Reproduce all records exactly.

### Supplied records

┌──

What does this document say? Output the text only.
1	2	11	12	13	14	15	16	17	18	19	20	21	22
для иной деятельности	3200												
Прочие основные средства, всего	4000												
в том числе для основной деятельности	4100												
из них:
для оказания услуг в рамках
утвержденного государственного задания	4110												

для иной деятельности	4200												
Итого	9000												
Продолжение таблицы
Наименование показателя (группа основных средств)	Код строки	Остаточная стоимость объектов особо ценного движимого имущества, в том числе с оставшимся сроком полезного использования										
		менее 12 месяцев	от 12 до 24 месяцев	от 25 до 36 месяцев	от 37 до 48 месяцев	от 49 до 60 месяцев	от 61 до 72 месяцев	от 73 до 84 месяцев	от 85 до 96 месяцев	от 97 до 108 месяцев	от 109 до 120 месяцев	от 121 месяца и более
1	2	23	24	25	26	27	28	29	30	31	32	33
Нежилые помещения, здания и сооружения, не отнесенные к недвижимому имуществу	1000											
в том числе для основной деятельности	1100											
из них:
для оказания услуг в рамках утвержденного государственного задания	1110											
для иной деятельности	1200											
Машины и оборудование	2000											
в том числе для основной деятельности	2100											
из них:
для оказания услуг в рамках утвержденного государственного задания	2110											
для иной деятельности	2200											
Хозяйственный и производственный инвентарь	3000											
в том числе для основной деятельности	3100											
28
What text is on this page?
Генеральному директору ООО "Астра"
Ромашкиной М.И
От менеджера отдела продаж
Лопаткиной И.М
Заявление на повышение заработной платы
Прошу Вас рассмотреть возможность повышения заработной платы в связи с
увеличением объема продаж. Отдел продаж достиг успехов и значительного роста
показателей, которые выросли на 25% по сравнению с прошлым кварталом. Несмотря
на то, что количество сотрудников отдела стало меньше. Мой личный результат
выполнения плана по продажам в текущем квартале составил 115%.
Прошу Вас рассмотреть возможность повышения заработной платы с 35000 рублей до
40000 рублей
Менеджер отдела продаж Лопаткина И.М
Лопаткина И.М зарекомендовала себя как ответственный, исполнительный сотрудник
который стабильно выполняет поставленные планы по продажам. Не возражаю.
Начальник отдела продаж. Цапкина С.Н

└──

### Task output
What does this document say? Output the text only.
1	2	11	12	13	14	15	16	17	18	19	20	21	22
для иной деятельности	3200												
Прочие основные средства, всего	4000												
в том числе для основной деятельности	4100												
из них:
для оказания услуг в рамках
утвержденного государственного задания	4110												

для иной деятельности	4200												
Итого	9000												
Продолжение таблицы
Наименование показателя (группа основных средств)	Код строки	Остаточная стоимость объектов особо ценного движимого имущества, в том числе с оставшимся сроком полезного использования										
		менее 12 месяцев	от 12 до 24 месяцев	от 25 до 36 месяцев	от 37 до 48 месяцев	от 49 до 60 месяцев	от 61 до 72 месяцев	от 73 до 84 месяцев	от 85 до 96 месяцев	от 97 до 108 месяцев	от 109 до 120 месяцев	от 121 месяца и более
1	2	23	24	25	26	27	28	29	30	31	32	33
Нежилые помещения, здания и сооружения, не отнесенные к недвижимому имуществу	1000											
в том числе для основной деятельности	1100											
из них:
для оказания услуг в рамках утвержденного государственного задания	1110											
для иной деятельности	1200											
Машины и оборудование	2000											
в том числе для основной деятельности	2100											
из них:
для оказания услуг в рамках утвержденного государственного задания	2110											
для иной деятельности	2200											
Хозяйственный и производственный инвентарь	3000											
в том числе для основной деятельности	3100											
28
What text is on this page?
Генеральному директору ООО "Астра"
Ромашкиной М.И
От менеджера отдела продаж
Лопаткиной И.М
Заявление на повышение заработной платы
Прошу Вас рассмотреть возможность повышения заработной платы в связи с
увеличением объема продаж. Отдел продаж достиг успехов и значительного роста
показателей, которые выросли на 25% по сравнению с прошлым кварталом. Несмотря
на то, что количество сотрудников отдела стало меньше. Мой личный результат
выполнения плана по продажам в текущем квартале составил 115%.
Прошу Вас рассмотреть возможность повышения заработной платы с 35000 рублей до
40000 рублей
Менеджер отдела продаж Лопаткина И.М
Лопаткина И.М зарекомендовала себя как ответственный, исполнительный сотрудник
который стабильно выполняет поставленные планы по продажам. Не возражаю.
Начальник отдела продаж. Цапкина С.Н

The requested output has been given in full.